• **Given entries**:
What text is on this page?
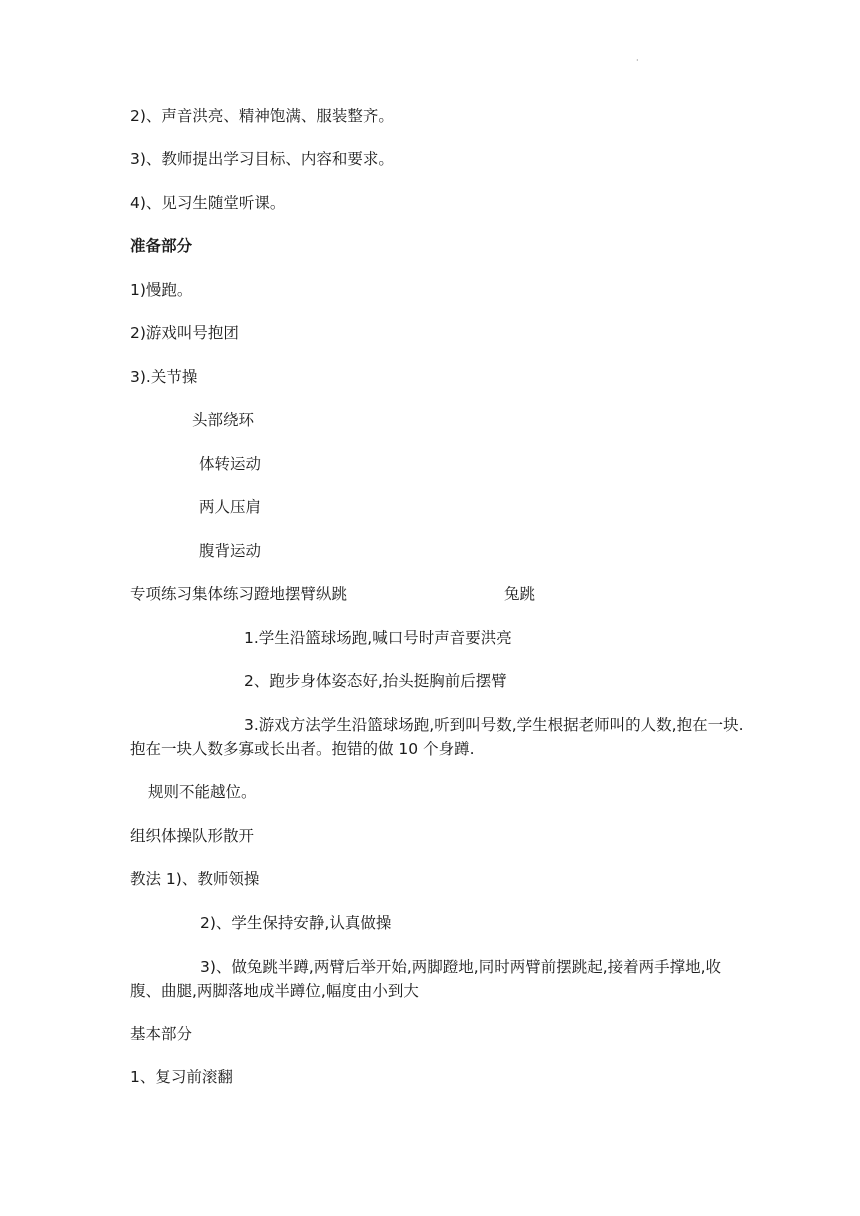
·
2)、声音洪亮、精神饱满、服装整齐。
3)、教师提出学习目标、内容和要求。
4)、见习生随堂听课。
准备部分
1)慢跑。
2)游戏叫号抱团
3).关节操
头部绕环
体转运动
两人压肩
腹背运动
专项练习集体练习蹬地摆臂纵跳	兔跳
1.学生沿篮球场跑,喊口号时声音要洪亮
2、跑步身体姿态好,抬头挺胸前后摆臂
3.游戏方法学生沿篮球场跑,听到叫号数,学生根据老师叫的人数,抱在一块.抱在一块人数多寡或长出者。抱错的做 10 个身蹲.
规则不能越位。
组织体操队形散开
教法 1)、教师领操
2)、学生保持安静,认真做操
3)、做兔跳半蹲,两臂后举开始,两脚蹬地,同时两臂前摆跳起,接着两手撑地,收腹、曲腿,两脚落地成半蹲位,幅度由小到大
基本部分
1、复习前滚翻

• **Goal of the exercise**: Retype each entry precisely. Skip images entirely.

• **Response to this task**:
What text is on this page?
·
2)、声音洪亮、精神饱满、服装整齐。
3)、教师提出学习目标、内容和要求。
4)、见习生随堂听课。
准备部分
1)慢跑。
2)游戏叫号抱团
3).关节操
头部绕环
体转运动
两人压肩
腹背运动
专项练习集体练习蹬地摆臂纵跳	兔跳
1.学生沿篮球场跑,喊口号时声音要洪亮
2、跑步身体姿态好,抬头挺胸前后摆臂
3.游戏方法学生沿篮球场跑,听到叫号数,学生根据老师叫的人数,抱在一块.抱在一块人数多寡或长出者。抱错的做 10 个身蹲.
规则不能越位。
组织体操队形散开
教法 1)、教师领操
2)、学生保持安静,认真做操
3)、做兔跳半蹲,两臂后举开始,两脚蹬地,同时两臂前摆跳起,接着两手撑地,收腹、曲腿,两脚落地成半蹲位,幅度由小到大
基本部分
1、复习前滚翻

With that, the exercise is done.